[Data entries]
▬▬▬▬▬▬▬▬▬▬

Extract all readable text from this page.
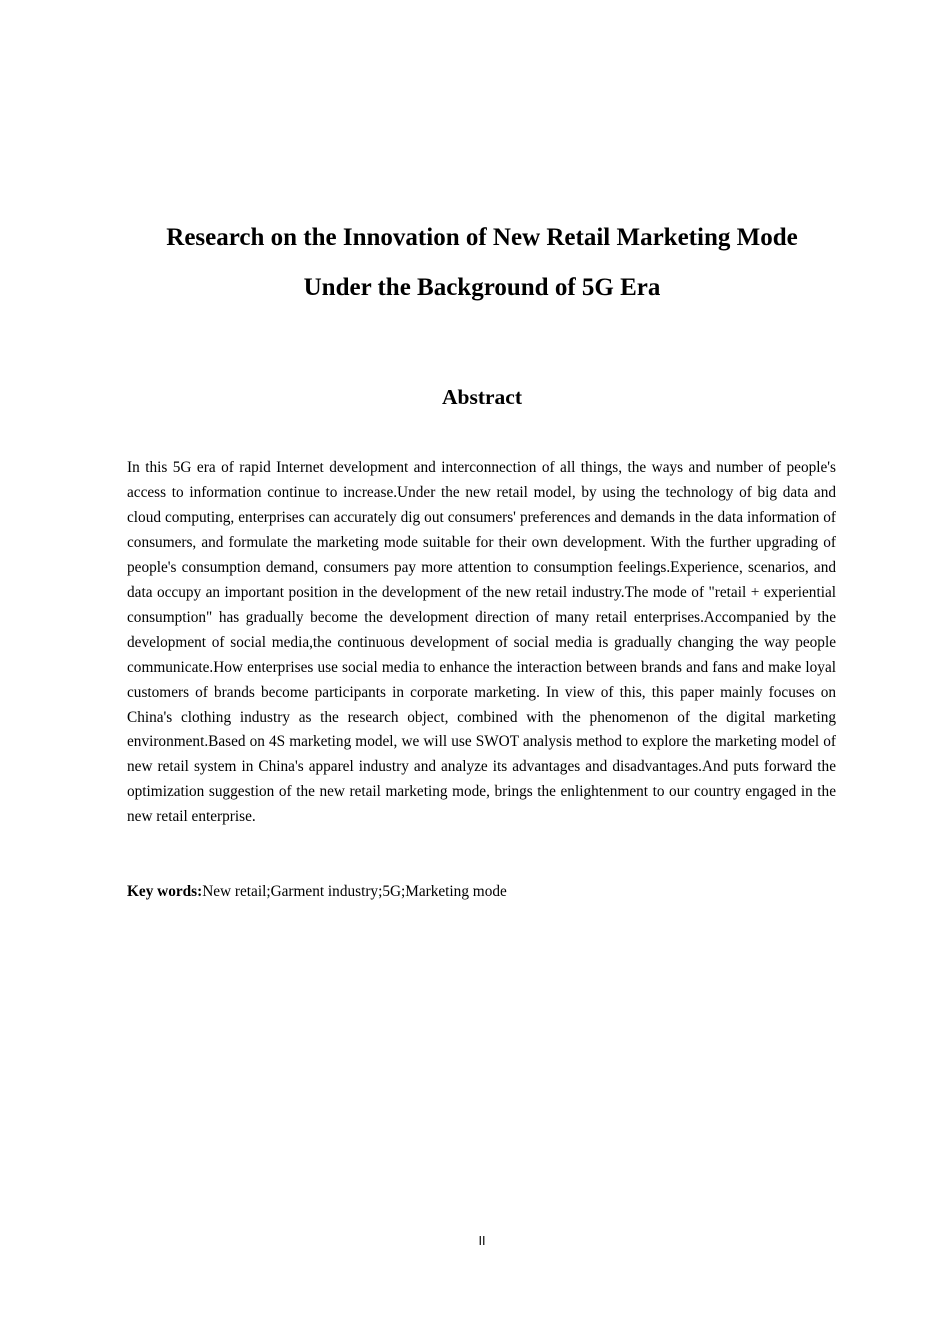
Research on the Innovation of New Retail Marketing Mode
Under the Background of 5G Era
Abstract

In this 5G era of rapid Internet development and interconnection of all things, the ways and number of people's access to information continue to increase.Under the new retail model, by using the technology of big data and cloud computing, enterprises can accurately dig out consumers' preferences and demands in the data information of consumers, and formulate the marketing mode suitable for their own development. With the further upgrading of people's consumption demand, consumers pay more attention to consumption feelings.Experience, scenarios, and data occupy an important position in the development of the new retail industry.The mode of "retail + experiential consumption" has gradually become the development direction of many retail enterprises.Accompanied by the development of social media,the continuous development of social media is gradually changing the way people communicate.How enterprises use social media to enhance the interaction between brands and fans and make loyal customers of brands become participants in corporate marketing. In view of this, this paper mainly focuses on China's clothing industry as the research object, combined with the phenomenon of the digital marketing environment.Based on 4S marketing model, we will use SWOT analysis method to explore the marketing model of new retail system in China's apparel industry and analyze its advantages and disadvantages.And puts forward the optimization suggestion of the new retail marketing mode, brings the enlightenment to our country engaged in the new retail enterprise.

Key words:New retail;Garment industry;5G;Marketing mode

II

▬▬▬▬▬▬▬▬▬▬

* _Exercise_: Go through the entries above and copy every line containing "this".

* _The reply_:
Extract all readable text from this page.
In this 5G era of rapid Internet development and interconnection of all things, the ways and number of people's access to information continue to increase.Under the new retail model, by using the technology of big data and cloud computing, enterprises can accurately dig out consumers' preferences and demands in the data information of consumers, and formulate the marketing mode suitable for their own development. With the further upgrading of people's consumption demand, consumers pay more attention to consumption feelings.Experience, scenarios, and data occupy an important position in the development of the new retail industry.The mode of "retail + experiential consumption" has gradually become the development direction of many retail enterprises.Accompanied by the development of social media,the continuous development of social media is gradually changing the way people communicate.How enterprises use social media to enhance the interaction between brands and fans and make loyal customers of brands become participants in corporate marketing. In view of this, this paper mainly focuses on China's clothing industry as the research object, combined with the phenomenon of the digital marketing environment.Based on 4S marketing model, we will use SWOT analysis method to explore the marketing model of new retail system in China's apparel industry and analyze its advantages and disadvantages.And puts forward the optimization suggestion of the new retail marketing mode, brings the enlightenment to our country engaged in the new retail enterprise.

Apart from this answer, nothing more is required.